**What the task requires**
Find and return each line containing "this".

[Records]
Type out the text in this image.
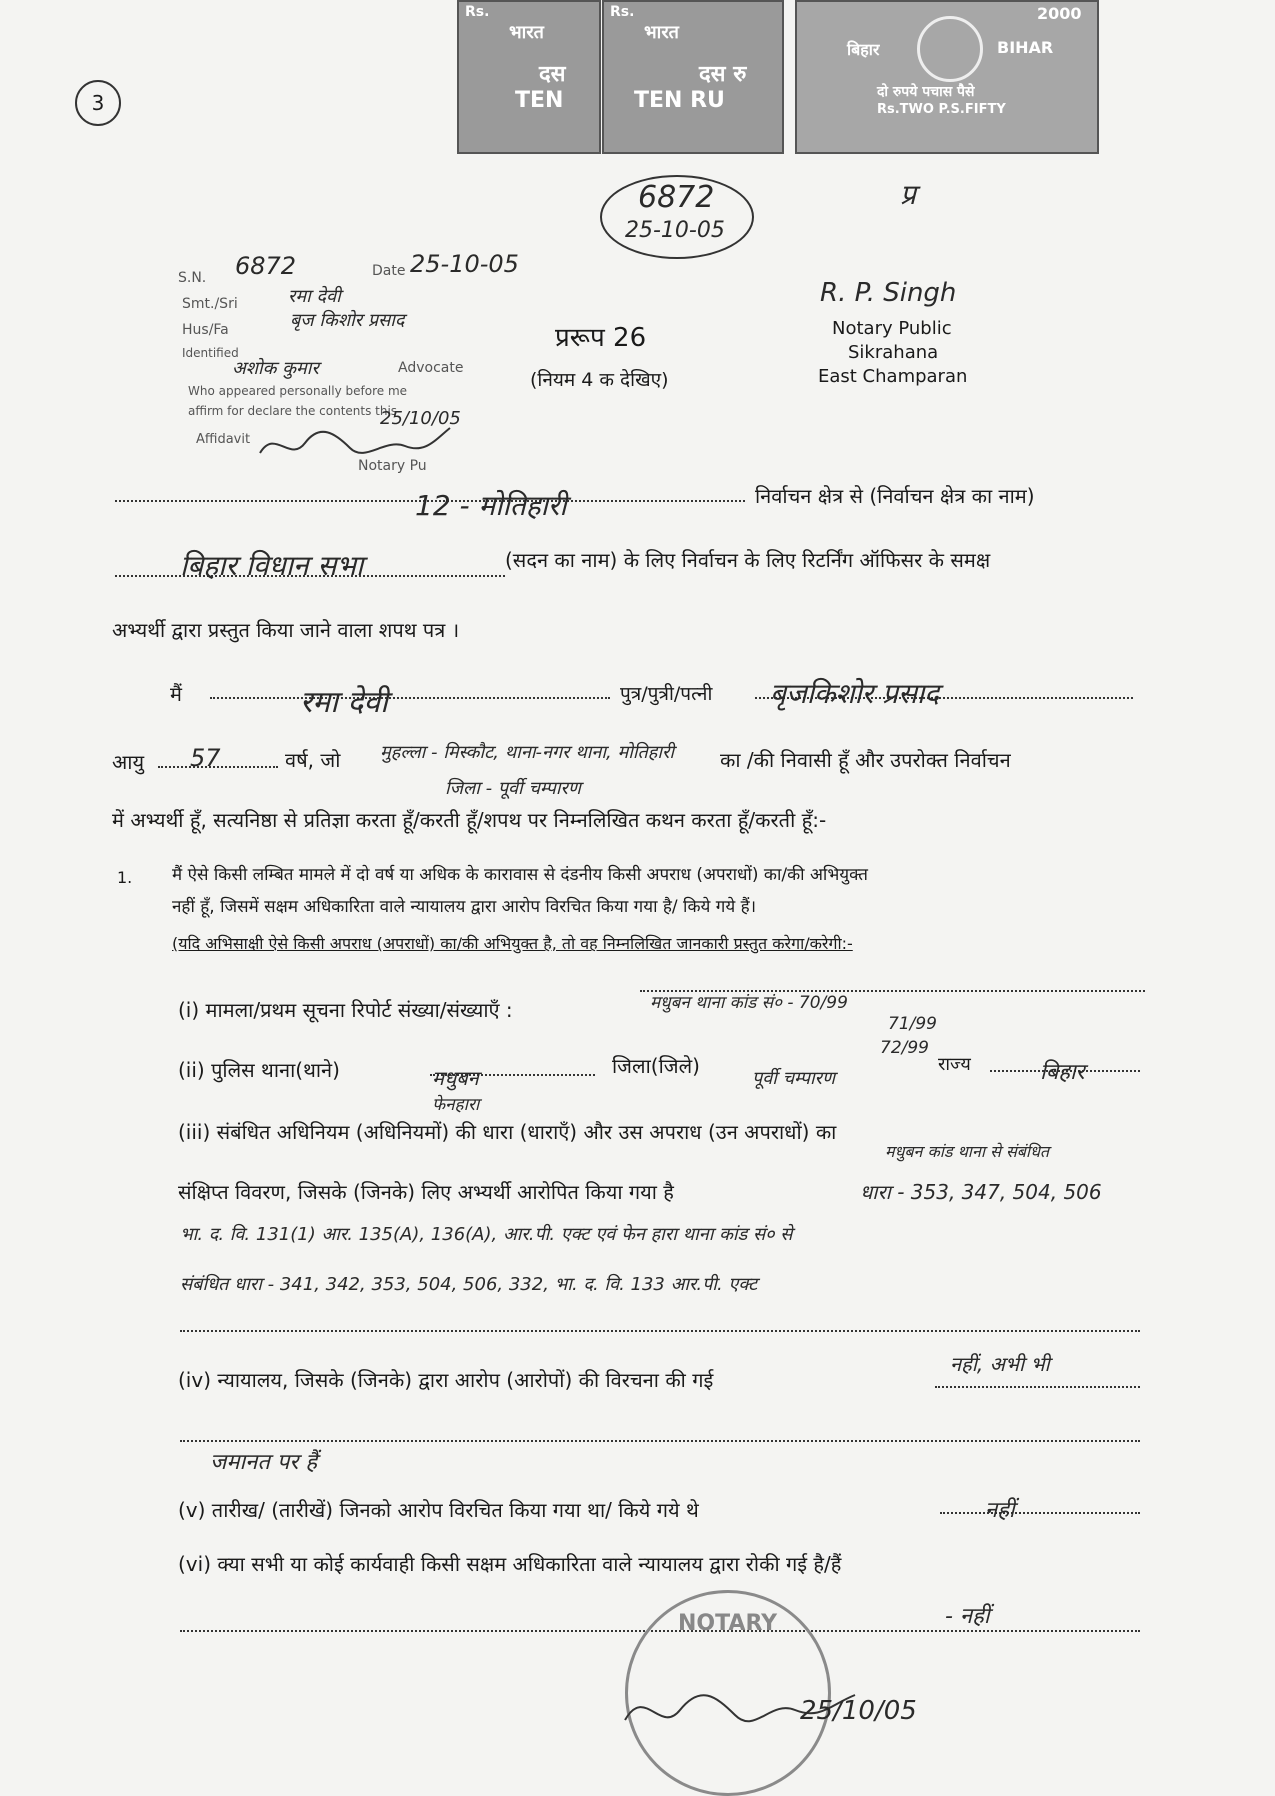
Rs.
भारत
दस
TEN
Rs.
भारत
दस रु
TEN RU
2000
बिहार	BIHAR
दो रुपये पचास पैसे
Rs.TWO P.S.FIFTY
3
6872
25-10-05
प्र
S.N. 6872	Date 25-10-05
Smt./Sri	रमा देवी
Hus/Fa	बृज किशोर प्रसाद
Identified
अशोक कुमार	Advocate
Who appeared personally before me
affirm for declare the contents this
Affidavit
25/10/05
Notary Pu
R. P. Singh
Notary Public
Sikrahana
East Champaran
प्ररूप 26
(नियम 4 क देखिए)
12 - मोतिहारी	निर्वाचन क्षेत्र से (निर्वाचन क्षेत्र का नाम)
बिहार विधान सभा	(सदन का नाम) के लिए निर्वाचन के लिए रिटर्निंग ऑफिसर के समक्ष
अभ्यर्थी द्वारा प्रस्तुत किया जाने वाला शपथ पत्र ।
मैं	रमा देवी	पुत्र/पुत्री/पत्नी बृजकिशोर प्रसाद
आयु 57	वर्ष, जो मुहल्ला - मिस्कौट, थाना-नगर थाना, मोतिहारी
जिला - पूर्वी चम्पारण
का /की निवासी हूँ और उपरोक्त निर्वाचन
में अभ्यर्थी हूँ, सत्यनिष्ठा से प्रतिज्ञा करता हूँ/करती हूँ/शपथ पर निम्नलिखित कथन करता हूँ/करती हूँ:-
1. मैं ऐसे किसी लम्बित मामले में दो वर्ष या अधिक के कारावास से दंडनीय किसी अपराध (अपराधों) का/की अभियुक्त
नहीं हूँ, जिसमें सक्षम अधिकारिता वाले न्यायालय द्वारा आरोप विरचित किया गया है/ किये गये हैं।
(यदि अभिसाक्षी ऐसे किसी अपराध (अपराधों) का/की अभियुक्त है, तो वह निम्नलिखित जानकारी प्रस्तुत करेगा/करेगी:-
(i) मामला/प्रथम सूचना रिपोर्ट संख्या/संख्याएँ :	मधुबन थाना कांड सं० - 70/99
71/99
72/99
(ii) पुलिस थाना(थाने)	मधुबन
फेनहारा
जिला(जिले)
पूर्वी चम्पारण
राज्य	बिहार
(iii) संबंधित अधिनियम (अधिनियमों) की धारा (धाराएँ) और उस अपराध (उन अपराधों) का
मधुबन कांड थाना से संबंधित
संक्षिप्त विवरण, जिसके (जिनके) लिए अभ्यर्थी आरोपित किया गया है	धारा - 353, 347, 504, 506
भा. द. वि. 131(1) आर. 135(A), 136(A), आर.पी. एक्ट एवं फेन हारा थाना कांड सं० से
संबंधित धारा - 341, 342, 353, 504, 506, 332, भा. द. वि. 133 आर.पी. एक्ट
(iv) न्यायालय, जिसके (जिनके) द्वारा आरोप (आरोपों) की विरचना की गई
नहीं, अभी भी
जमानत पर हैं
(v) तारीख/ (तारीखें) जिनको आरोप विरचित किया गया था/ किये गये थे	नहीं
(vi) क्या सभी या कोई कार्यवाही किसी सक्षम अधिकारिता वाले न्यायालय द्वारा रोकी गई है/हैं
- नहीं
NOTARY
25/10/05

**The completed task**
Type out the text in this image.
affirm for declare the contents this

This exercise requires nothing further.